## Tarefa a fazer A
Responda a estas perguntas sobre o texto sobre o trabalho intelectual:
(i) Que fórmula se deve dizer em voz alta após a oração matinal, e o que ela significa?
(ii) Em que capítulo do livro está o trecho "Os instantes de plenitude"?
(iii) Que máxima o texto cita de "O Trabalho Intelectual", de Jean Guitton?
## Tarefa a fazer B
Extraia do texto sobre o trabalho intelectual o trecho entre "O hábito implica" e "e o espírito.", inclusive.
## Tarefa a fazer C
Cada afirmação abaixo concorda com o texto sobre o trabalho intelectual? Responda sim ou não e cite as palavras do texto que decidem.
(i) Duas horas de estudo concentrado valem mais do que ficar uma eternidade sobre a escrivaninha?
(ii) Cada verdade é autossuficiente?
(iii) A prudência faz parte da tríade teologal?

Retornemos à importância do hábito, pois sem ele não há ordem, e sem ordem
não há progresso — com o perdão da invocação do lema positivista[1]. Abro um
pequeno espaço para uma reflexão pessoal que julgo valiosa: “O estudante
desordenado é como um general sob um ataque das musas da inspiração ou
sereias da distração, que, paralisado pelo espanto, deixa seu exército padecer
por falta de ordens”.

O hábito implica a rotina: após a oração matinal, enunciemos em voz alta a


fórmula “sursum corda! ”, que significa “elevemos nossos corações! ”. Pela noite,
que se apazigue o tumulto do dia e se cultive um sóbrio relaxamento, aquele que
colabora para o trabalho subsequente em vez de cansar-nos o corpo e o espírito.
O lar ao cair da noite necessita tranquilidade, silencio, oração e conforto.

Chegamos, agora, a um trecho fundamental do livro: “Os instantes de plenitude”,


no capítulo IV. Aqui, Sertillanges expõe mais uma vez a solidão como condição
ideal do trabalho, e mostra que conhecer o valor do tempo de trabalho é mais
importante do que dispor do maior tempo possível. Mais vale concentrar-se em
duas horas de estudo do que permanecer uma eternidade sobre a escrivaninha.

No próximo capítulo, encontraremos a ideia de uma rede de conhecimentos, na


qual as verdades conversam entre si e nenhuma delas é autossuficiente — até
porque, todas elas vêm do Criador. Uma boa imagem a ser construída aqui é a
de um sítio arqueológico: num trabalho para se encontrar determinado esqueleto
completo, o cientista não irá abandonar tudo após encontrar um único osso. De
modo semelhante nós devemos encarar a verdade que buscamos no trabalho
intelectual: elas nos levam umas às outras, como em uma cadeia infinita.

Gostaria de lembrar ao leitor terceira máxima do pensador segundo Jean Guitton


em seu “O Trabalho Intelectual”: “Agarre-se a um só ponto e gire ao seu redor”;
ou seja, ao estudar algo, extraia tudo o que puder deste objeto e não o deixe
“digerido” pela metade. Eis aí um exercício hercúleo, pois muitas vezes somos
impelidos a buscar várias coisas ao mesmo tempo, da mesma forma como são
as disciplinas no Ensino Médio: lê-se o básico, muda-se de tópico. Isto, tanto
para Guitton como para Sertillanges, é um vício do qual precisamos nos livrar.

Atentemo-nos também às virtudes que devemos guardar em nossos corações:


a prudência, a temperança, a humildade, a perseverança, e, é claro, a tríade
teologal: fé, caridade e esperança. Praticá-las significa submetermo-nos à
verdade, aceitar as críticas corretas, deixar desvanecer nosso orgulho, e eliminar
a soberba através nossas preces.

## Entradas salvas

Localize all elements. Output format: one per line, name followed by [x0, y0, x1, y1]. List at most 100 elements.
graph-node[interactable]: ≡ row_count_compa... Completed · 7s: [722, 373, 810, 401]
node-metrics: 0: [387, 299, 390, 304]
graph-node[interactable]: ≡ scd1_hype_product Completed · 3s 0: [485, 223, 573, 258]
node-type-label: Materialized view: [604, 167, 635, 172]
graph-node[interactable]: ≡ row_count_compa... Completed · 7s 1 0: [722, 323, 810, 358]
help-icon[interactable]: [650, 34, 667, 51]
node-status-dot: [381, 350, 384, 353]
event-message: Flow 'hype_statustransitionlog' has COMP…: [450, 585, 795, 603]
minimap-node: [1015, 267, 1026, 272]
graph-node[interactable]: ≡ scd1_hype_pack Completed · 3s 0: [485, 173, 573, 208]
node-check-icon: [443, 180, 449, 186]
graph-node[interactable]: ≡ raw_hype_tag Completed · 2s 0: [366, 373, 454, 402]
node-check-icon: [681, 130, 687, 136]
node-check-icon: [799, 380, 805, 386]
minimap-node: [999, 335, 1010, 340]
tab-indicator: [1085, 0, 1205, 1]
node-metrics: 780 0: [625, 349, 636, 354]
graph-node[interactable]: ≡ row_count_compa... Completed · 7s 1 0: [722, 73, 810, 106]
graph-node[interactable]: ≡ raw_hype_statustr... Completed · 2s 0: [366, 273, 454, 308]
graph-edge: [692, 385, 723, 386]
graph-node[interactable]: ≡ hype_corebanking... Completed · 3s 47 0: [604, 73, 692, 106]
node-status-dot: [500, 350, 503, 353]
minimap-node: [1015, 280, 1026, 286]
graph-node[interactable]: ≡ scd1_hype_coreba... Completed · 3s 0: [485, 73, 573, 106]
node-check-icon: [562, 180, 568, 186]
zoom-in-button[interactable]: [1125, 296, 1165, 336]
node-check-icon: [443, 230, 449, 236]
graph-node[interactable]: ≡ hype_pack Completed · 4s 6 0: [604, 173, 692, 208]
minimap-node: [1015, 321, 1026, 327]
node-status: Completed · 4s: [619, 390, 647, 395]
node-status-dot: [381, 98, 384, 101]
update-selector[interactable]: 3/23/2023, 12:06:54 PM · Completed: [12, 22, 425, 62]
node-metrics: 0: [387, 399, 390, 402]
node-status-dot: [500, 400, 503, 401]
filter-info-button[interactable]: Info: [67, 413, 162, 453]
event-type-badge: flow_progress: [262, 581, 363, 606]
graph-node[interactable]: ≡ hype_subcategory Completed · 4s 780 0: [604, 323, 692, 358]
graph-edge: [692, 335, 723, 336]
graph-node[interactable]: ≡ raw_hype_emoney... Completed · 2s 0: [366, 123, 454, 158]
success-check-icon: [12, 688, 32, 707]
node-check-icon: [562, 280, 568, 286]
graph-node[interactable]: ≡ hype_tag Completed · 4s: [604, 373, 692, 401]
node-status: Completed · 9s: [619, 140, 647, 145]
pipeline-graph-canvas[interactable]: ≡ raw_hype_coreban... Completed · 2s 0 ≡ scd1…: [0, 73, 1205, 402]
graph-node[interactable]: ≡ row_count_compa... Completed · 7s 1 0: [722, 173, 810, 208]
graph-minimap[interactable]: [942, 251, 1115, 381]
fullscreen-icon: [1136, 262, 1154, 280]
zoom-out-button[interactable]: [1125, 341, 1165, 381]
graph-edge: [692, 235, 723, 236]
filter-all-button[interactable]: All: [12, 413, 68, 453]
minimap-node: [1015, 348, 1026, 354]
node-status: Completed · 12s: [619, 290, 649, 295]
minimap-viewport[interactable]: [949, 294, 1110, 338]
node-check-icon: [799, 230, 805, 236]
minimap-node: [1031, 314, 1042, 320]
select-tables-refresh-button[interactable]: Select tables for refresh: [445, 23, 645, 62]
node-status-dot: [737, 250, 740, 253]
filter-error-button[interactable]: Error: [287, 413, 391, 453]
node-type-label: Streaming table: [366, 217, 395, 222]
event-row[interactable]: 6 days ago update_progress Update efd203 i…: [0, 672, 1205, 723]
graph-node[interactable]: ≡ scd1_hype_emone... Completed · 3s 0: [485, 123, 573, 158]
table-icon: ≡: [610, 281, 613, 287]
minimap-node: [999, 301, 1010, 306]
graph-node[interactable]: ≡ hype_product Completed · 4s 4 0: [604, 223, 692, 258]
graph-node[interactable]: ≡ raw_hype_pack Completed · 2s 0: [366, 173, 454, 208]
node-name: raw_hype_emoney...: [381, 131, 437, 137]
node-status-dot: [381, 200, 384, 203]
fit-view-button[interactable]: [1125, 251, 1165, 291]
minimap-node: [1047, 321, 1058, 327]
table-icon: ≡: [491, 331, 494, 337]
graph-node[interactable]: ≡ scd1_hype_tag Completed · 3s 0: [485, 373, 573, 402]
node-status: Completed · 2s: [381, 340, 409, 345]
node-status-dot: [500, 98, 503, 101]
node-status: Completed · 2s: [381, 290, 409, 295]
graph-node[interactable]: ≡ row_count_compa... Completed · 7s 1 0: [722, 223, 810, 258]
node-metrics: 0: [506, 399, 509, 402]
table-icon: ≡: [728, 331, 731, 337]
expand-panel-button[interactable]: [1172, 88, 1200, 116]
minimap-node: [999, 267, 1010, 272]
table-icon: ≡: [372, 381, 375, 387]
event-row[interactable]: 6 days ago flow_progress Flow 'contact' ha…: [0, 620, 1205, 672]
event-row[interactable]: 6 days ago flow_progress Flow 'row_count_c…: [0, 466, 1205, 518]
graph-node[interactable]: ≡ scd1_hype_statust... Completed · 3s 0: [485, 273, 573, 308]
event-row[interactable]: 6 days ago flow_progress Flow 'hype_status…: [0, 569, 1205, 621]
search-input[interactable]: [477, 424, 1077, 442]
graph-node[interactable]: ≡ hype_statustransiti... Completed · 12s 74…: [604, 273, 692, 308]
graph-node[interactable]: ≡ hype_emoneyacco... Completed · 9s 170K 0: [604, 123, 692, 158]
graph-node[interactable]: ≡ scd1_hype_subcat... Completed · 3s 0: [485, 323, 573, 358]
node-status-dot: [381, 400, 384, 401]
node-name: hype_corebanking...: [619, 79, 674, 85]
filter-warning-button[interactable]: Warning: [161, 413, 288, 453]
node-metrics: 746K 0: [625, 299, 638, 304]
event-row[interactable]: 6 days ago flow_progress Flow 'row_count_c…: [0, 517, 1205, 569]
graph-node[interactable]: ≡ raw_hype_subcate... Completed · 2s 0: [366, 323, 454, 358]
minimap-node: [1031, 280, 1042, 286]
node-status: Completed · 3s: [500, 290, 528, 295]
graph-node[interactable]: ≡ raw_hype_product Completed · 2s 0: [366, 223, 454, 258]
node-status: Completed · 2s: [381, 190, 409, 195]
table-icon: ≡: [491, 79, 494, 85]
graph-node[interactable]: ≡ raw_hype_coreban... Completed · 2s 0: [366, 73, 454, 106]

## Solução da tarefa A
(i) "sursum corda!", que significa "elevemos nossos corações!".
(ii) No capítulo IV.
(iii) "Agarre-se a um só ponto e gire ao seu redor".

## Solução da tarefa B
O hábito implica a rotina: após a oração matinal, enunciemos em voz alta a


fórmula “sursum corda! ”, que significa “elevemos nossos corações! ”. Pela noite,
que se apazigue o tumulto do dia e se cultive um sóbrio relaxamento, aquele que
colabora para o trabalho subsequente em vez de cansar-nos o corpo e o espírito.

## Solução da tarefa C
(i) Sim: "Mais vale concentrar-se em duas horas de estudo do que permanecer uma eternidade sobre a escrivaninha."
(ii) Não: "nenhuma delas é autossuficiente"
(iii) Não: "a tríade teologal: fé, caridade e esperança"